▶ **MATERIAL PROVIDED**:
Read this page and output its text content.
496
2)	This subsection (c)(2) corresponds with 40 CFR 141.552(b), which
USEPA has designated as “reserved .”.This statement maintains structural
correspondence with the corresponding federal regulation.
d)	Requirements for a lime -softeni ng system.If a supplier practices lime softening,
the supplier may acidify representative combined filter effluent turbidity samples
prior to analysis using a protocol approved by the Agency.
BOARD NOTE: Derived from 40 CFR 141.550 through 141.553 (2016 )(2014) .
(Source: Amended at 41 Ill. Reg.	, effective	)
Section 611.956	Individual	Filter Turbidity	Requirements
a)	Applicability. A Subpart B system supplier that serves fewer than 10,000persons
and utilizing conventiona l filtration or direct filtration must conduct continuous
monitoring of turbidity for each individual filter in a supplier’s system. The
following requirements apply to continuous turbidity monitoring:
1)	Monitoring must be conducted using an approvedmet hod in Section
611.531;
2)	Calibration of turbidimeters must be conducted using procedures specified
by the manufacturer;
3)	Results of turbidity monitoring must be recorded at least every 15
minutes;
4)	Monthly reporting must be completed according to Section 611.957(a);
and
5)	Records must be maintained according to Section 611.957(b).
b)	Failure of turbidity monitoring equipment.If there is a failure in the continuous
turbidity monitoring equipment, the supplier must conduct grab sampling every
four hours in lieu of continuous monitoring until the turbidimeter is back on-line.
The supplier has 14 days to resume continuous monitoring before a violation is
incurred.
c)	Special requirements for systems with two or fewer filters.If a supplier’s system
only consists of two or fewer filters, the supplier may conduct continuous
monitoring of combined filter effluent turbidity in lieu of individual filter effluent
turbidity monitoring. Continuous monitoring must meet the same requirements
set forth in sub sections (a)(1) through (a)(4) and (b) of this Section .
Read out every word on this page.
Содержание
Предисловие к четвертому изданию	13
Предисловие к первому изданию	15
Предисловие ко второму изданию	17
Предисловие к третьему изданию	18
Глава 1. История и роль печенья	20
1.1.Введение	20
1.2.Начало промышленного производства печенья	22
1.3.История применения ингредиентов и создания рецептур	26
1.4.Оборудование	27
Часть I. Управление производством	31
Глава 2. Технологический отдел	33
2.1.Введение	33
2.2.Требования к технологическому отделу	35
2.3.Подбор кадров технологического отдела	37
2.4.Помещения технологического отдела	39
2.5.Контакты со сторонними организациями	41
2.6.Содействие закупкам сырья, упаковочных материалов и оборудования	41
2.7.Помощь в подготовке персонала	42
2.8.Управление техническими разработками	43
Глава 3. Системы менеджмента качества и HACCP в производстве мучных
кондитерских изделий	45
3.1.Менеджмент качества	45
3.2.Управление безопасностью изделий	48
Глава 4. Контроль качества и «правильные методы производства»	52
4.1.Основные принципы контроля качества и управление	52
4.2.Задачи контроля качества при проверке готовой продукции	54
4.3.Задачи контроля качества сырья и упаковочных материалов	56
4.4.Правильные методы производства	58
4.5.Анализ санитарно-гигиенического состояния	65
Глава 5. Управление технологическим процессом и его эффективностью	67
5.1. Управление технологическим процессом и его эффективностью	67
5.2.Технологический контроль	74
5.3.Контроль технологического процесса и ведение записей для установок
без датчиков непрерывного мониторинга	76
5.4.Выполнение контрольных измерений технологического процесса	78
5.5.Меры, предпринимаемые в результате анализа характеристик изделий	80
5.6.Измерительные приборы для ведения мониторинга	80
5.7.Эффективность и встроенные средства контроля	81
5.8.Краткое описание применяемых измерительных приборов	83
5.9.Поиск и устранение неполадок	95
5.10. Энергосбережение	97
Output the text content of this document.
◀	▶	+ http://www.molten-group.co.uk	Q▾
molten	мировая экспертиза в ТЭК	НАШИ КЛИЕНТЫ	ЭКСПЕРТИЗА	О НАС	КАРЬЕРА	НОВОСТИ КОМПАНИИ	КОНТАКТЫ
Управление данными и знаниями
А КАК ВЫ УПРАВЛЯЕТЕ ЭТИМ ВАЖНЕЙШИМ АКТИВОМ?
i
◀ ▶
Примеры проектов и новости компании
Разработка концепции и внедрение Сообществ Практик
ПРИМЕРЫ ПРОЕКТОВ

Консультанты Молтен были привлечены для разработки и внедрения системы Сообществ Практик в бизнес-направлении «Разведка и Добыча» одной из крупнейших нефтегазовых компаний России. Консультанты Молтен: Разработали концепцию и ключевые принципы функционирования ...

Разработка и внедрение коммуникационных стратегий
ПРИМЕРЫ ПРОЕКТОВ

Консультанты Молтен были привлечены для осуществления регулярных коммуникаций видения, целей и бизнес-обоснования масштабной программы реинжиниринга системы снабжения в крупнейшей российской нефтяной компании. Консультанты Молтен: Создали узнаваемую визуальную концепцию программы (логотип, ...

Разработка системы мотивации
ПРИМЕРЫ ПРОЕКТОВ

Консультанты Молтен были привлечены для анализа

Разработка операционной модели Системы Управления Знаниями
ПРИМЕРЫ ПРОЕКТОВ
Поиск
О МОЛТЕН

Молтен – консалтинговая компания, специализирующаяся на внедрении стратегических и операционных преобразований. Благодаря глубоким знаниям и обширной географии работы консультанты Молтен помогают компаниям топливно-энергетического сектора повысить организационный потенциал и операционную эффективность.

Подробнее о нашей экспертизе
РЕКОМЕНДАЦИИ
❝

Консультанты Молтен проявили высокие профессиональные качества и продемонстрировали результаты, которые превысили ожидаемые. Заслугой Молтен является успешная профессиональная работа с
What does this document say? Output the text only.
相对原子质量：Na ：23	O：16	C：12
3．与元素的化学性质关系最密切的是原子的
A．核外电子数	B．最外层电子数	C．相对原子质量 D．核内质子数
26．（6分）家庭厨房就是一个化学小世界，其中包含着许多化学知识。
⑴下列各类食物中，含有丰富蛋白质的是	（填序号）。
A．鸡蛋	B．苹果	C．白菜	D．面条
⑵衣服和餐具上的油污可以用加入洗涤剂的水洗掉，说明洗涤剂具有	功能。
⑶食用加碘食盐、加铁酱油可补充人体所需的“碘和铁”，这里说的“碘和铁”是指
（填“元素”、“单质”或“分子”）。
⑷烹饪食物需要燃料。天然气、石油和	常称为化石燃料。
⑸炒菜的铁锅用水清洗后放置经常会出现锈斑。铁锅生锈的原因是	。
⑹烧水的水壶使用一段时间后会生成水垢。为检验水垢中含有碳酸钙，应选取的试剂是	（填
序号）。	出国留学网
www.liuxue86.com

▶ **SHORT TASK**:
Take every line from the data above that holds "lieu" and copy it out.

▶ **EXERCISE OUTPUT**:
four hours in lieu of continuous monitoring until the turbidimeter is back on-line.
monitoring of combined filter effluent turbidity in lieu of individual filter effluent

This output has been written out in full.